§ TEXT UNDER STUDY
───

Functional properties

Like many products, the quality of the raw materials influences the quality of the final product and its properties. PCMs can be produced from many different sources, for example, bituminous coal, bones, coconut shells, lignite, peat, pecan shells, petroleum-based residues, pulp mill black ash, sugar, wastewater treatment sludge and wood.

The origin and process affect the final product

Of course, the specific origin of the PCM will significantly affect its final properties. The second important factor influencing the final product properties is the process applied. Firstly, the temperature used for the carbonisation process and secondly, the potential ‘activators’ involved. Both aspects can help to enhance the open pore structure, increasing pore size and volume and thus the total surface area of the product.

…impurities will naturally impact its quality and functional properties. 

The purity of the starting material and the resulting final product will determine the definitive properties of any PCM. Any impurities will naturally impact its quality and functional properties. The origin of the starting material, the process applied and the resulting purity can be largely controlled and standardised. This in turn will affect the final quality and functional properties of any PCM.

Application in animals

Various solutions are used today to prevent disease outbreaks or reduce their impact on animal welfare and performance. Besides improving health management, nutritional solutions may include improving protein digestibility and intestinal passage rate, prebiotics and probiotics, organic acids, as well as bio-active toxin and myco-toxin binders. All have different modes of action to support a balanced microbiome and healthy gut.

Toxin-binding properties

PCMs have toxin-binding properties but no direct effect (positive or negative) on either the microflora or gut integrity. The right source of PCM will bind enterotoxins produced by the microflora which would otherwise damage the gut. Such damage would lead to increased nutrient costs and enable pathogens to take hold due to inflammation and loss of gut integrity. By binding some of the toxins present, gut integrity can be better maintained.

In addition, PCMs can bind mycotoxins. Compared to the main toxin binders used globally, such as clays and yeast-based products, PCMs mainly bind non-polar or neutral compounds better. Something which is vital for essential mycotoxins, like deoxynivalenol and zearalenone.

───

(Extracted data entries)
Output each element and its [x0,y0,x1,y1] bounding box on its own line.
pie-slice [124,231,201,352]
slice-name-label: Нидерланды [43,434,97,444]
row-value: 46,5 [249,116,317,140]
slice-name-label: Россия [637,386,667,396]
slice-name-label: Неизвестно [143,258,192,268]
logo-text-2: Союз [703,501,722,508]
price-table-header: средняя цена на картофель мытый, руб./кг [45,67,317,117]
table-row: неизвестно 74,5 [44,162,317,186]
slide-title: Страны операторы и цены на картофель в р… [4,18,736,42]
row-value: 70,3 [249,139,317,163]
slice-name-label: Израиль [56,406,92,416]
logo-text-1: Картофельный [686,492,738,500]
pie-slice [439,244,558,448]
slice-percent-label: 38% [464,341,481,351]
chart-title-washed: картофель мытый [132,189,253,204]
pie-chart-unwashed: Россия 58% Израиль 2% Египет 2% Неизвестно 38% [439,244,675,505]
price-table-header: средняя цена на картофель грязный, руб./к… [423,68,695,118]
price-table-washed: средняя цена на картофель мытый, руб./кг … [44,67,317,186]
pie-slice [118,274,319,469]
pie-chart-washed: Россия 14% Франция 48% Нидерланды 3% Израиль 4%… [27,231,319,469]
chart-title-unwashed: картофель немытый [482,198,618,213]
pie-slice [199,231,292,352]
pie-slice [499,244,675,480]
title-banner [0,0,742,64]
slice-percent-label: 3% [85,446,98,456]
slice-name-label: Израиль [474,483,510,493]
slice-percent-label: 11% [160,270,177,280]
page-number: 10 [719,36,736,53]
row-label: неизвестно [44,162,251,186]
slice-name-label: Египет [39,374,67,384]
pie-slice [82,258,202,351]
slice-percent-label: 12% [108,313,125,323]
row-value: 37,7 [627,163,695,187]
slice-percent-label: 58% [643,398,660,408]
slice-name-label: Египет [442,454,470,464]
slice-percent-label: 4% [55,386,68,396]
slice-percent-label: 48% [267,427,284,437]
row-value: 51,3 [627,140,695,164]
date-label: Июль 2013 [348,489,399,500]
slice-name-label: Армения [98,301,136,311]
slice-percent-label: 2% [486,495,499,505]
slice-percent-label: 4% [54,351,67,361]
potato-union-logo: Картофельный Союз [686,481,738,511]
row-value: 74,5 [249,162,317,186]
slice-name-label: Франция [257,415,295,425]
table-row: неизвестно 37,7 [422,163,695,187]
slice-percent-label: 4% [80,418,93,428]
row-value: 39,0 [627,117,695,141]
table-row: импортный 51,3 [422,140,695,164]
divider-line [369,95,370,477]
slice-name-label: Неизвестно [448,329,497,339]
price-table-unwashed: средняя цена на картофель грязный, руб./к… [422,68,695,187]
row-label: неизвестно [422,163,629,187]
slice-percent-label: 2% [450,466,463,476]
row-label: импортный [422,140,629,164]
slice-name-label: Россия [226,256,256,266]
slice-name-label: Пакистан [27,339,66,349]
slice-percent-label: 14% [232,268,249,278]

───

§ REQUIRED ACTION 1
From the passage on PCMs, write out the text starting at "Like many products, the" and ending at "of the product.".
§ REQUIRED ACTION 2
According to the passage on PCMs, which two aspects of the production process can help enhance the open pore structure of the product?
This listing was drawn from a separate source.

§ PROBLEM SOLUTION 1
Like many products, the quality of the raw materials influences the quality of the final product and its properties. PCMs can be produced from many different sources, for example, bituminous coal, bones, coconut shells, lignite, peat, pecan shells, petroleum-based residues, pulp mill black ash, sugar, wastewater treatment sludge and wood.

The origin and process affect the final product

Of course, the specific origin of the PCM will significantly affect its final properties. The second important factor influencing the final product properties is the process applied. Firstly, the temperature used for the carbonisation process and secondly, the potential ‘activators’ involved. Both aspects can help to enhance the open pore structure, increasing pore size and volume and thus the total surface area of the product.

§ PROBLEM SOLUTION 2
The temperature used for carbonization and the potential activators involved can both help enhance the open pore structure.